[Start Task material]

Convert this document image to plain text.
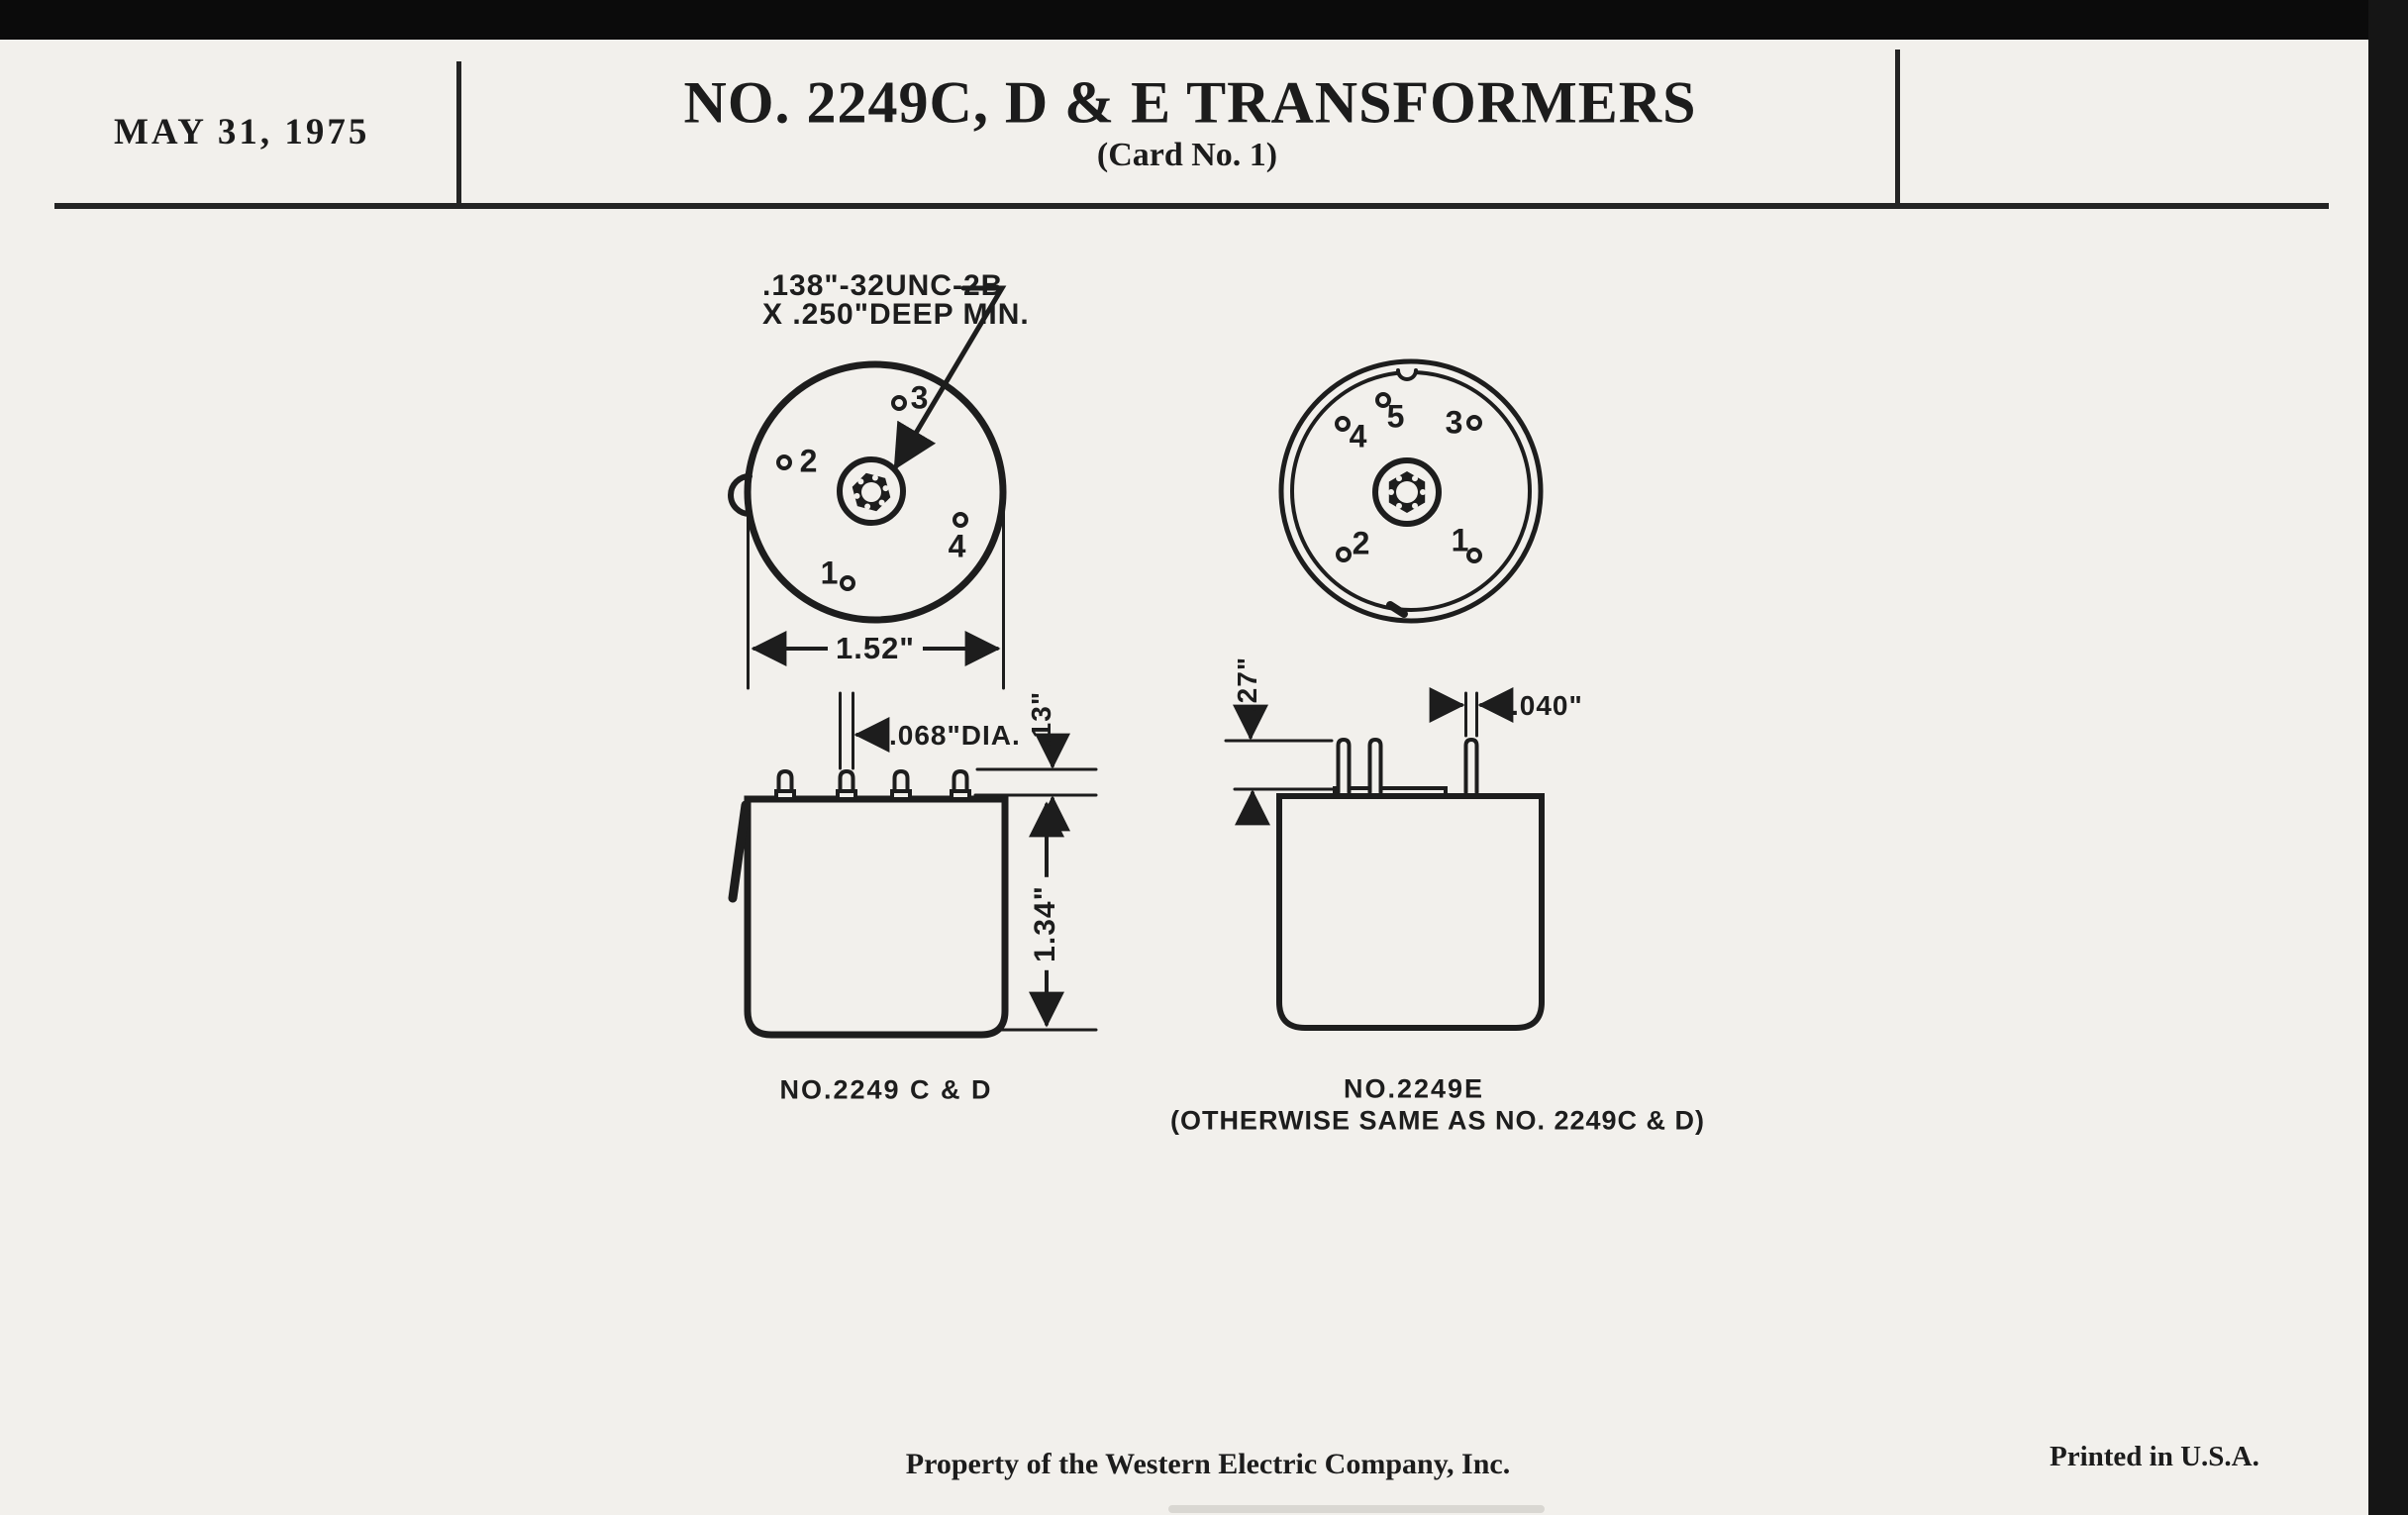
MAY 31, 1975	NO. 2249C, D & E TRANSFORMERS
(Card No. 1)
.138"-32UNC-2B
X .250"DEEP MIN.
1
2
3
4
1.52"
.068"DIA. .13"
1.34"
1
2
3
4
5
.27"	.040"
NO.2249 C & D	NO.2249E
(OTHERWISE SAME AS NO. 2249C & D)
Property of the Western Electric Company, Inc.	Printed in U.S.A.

[End Task material]
[Start Task material]

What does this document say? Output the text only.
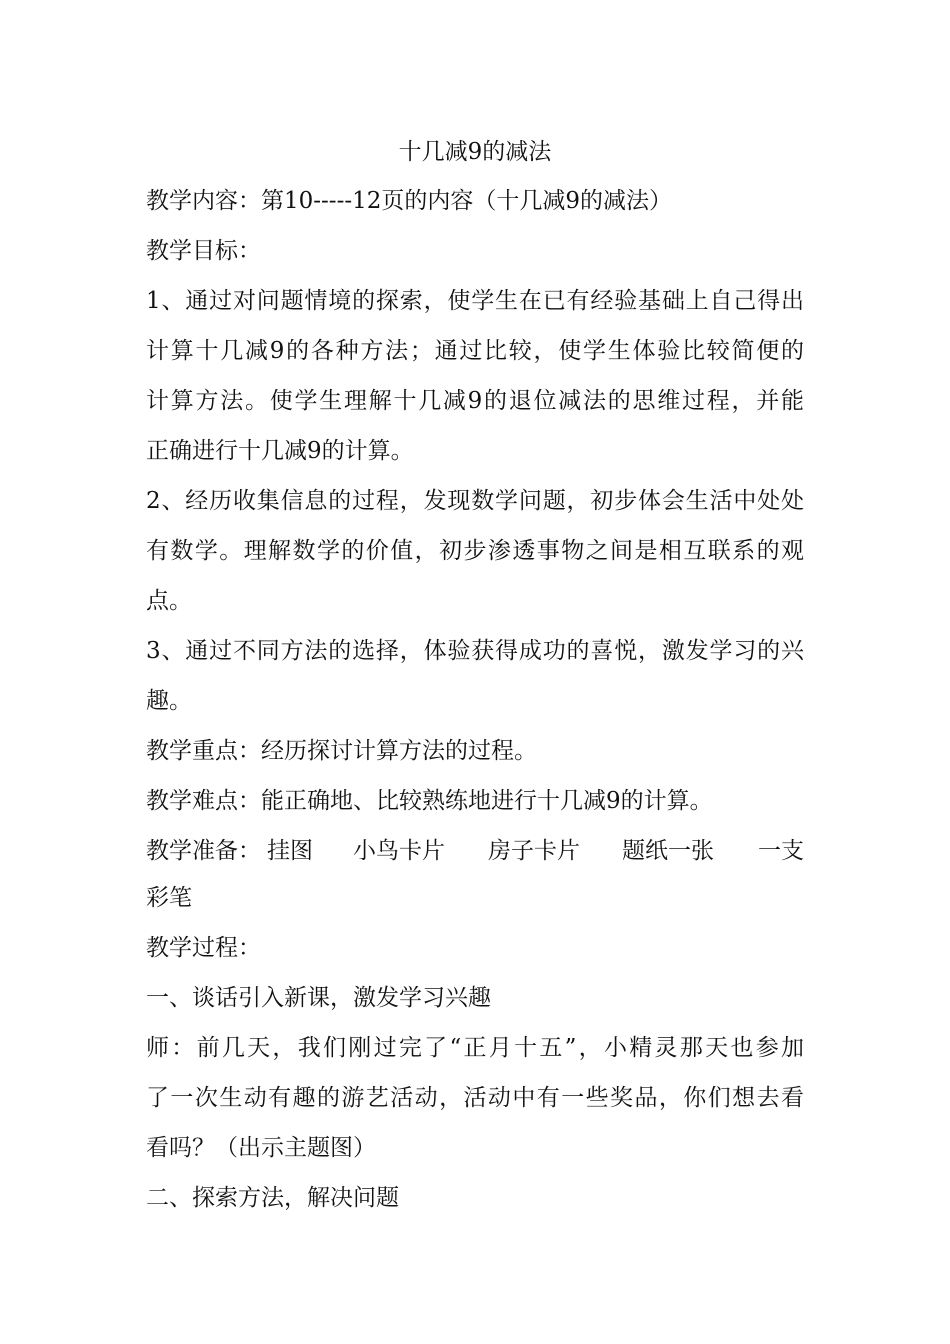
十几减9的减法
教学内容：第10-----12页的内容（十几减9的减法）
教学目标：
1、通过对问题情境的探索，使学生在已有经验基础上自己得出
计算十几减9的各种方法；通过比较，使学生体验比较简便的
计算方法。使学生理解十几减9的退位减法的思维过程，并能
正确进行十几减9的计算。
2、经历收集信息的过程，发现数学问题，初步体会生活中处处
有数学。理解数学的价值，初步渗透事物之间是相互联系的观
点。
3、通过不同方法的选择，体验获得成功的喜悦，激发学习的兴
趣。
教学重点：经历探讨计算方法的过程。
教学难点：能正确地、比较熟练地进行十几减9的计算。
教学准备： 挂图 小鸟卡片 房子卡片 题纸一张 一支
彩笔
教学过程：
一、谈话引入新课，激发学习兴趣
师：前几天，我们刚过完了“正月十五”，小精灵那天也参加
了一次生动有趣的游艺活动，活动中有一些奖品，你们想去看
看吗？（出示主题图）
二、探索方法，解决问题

[End Task material]
[Start Task material]

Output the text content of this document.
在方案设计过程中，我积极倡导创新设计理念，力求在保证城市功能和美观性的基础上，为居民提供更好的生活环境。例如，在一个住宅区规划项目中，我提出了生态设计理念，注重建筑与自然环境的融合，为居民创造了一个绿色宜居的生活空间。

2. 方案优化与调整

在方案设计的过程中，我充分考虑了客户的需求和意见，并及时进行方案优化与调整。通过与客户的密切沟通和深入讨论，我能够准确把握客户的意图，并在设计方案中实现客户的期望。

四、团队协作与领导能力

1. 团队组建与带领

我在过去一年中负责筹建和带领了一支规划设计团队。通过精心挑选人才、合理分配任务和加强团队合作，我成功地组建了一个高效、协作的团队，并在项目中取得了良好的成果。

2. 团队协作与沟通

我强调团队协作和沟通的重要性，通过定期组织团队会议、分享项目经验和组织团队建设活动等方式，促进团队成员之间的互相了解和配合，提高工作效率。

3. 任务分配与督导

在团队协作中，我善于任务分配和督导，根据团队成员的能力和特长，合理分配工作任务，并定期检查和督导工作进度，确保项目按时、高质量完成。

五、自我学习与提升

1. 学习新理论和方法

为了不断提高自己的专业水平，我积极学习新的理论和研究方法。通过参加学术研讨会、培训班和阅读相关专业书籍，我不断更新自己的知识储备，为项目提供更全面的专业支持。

[End Task material]

Instructions to follow.
Copy whichever lines in the listing above contain the word "Output".

Solution below.
What does this document say? Output the text only.
Output the text content of this document.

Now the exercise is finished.